=== WRITTEN EXERCISE ===
In the listing below, find every line containing "πλήθους" and copy it out.

=== DATASET ROWS ===
"""

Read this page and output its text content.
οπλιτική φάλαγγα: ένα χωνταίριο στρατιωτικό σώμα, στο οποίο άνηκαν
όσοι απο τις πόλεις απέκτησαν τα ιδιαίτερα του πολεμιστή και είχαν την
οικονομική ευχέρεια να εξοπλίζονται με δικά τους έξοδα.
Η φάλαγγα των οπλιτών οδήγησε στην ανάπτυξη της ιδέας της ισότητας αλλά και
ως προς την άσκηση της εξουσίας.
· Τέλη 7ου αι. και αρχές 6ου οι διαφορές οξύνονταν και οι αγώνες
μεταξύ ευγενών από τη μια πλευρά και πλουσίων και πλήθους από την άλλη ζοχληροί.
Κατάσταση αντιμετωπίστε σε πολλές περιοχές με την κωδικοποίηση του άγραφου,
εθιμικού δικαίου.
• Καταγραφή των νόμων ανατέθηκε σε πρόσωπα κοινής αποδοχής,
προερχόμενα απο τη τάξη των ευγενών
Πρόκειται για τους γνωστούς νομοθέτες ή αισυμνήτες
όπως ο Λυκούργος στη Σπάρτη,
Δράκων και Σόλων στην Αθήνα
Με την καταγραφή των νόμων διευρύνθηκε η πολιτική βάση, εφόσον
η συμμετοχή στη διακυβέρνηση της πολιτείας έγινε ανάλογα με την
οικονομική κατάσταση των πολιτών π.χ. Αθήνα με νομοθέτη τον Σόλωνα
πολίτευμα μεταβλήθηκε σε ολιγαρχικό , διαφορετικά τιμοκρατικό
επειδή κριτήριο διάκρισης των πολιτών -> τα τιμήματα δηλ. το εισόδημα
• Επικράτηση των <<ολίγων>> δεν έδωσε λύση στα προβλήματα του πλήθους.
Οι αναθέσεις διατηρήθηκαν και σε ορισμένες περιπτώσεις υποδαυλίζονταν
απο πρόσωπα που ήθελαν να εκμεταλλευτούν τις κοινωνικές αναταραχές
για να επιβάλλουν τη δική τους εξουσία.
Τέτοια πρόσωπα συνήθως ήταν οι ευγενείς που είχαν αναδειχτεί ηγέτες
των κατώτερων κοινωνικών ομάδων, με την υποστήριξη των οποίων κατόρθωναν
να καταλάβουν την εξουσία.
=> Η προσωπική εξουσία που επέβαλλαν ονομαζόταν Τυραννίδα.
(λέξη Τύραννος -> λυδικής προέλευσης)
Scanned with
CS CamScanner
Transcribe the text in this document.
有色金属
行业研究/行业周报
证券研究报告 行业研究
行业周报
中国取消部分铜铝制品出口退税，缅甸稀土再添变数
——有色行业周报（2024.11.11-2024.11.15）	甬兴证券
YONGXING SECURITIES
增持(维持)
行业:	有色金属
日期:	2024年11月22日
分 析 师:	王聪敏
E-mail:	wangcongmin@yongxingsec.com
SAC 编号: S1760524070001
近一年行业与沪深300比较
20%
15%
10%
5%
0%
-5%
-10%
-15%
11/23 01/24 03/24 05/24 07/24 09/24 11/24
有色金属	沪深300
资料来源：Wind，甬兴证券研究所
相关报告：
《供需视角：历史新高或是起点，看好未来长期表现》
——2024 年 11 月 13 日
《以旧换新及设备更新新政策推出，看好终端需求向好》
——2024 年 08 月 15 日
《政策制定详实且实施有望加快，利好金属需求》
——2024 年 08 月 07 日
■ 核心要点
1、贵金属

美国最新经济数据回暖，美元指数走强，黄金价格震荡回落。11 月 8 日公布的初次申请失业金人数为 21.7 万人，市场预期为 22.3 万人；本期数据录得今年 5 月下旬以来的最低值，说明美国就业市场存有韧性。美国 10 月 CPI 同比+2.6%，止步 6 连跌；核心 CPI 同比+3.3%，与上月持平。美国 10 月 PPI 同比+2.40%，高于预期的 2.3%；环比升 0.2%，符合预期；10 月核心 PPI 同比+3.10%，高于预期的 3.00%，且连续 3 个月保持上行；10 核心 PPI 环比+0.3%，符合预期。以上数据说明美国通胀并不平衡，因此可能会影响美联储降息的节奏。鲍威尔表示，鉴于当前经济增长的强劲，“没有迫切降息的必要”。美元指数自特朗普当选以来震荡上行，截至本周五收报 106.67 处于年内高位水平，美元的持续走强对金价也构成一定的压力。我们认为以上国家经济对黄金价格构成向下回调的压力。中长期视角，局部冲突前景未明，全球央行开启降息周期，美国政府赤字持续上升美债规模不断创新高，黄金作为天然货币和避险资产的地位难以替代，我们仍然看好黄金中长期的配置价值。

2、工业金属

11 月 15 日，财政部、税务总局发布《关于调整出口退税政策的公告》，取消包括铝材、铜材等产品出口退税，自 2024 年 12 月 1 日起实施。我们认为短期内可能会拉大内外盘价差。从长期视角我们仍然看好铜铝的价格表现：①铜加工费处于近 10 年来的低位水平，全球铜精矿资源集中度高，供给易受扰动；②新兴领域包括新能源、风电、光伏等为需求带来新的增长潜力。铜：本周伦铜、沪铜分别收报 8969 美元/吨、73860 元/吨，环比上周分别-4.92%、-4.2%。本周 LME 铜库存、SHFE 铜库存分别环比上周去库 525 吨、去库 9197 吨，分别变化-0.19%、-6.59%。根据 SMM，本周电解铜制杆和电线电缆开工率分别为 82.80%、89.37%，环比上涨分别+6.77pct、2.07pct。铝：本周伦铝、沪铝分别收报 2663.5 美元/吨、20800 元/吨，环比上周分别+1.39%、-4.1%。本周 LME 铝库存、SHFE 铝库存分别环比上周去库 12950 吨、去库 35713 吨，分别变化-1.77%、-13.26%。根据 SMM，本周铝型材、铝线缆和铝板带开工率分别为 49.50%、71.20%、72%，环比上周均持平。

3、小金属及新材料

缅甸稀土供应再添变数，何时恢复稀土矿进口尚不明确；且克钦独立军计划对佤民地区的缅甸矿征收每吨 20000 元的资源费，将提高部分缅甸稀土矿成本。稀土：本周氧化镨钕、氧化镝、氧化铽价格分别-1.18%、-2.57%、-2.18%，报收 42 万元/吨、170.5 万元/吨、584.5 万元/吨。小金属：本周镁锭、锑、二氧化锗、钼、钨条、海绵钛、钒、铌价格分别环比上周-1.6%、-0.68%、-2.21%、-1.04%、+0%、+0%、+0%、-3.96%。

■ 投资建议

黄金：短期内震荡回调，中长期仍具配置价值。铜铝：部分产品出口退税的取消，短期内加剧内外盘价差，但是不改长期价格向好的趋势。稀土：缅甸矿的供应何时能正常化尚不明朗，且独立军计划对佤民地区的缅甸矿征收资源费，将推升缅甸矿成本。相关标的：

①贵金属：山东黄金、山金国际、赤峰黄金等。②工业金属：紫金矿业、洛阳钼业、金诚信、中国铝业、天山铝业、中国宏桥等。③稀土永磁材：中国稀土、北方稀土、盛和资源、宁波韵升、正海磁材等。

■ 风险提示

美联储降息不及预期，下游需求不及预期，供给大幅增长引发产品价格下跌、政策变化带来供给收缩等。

"""

=== CORRECT RESULT ===
μεταξύ ευγενών από τη μια πλευρά και πλουσίων και πλήθους από την άλλη ζοχληροί.
• Επικράτηση των <<ολίγων>> δεν έδωσε λύση στα προβλήματα του πλήθους.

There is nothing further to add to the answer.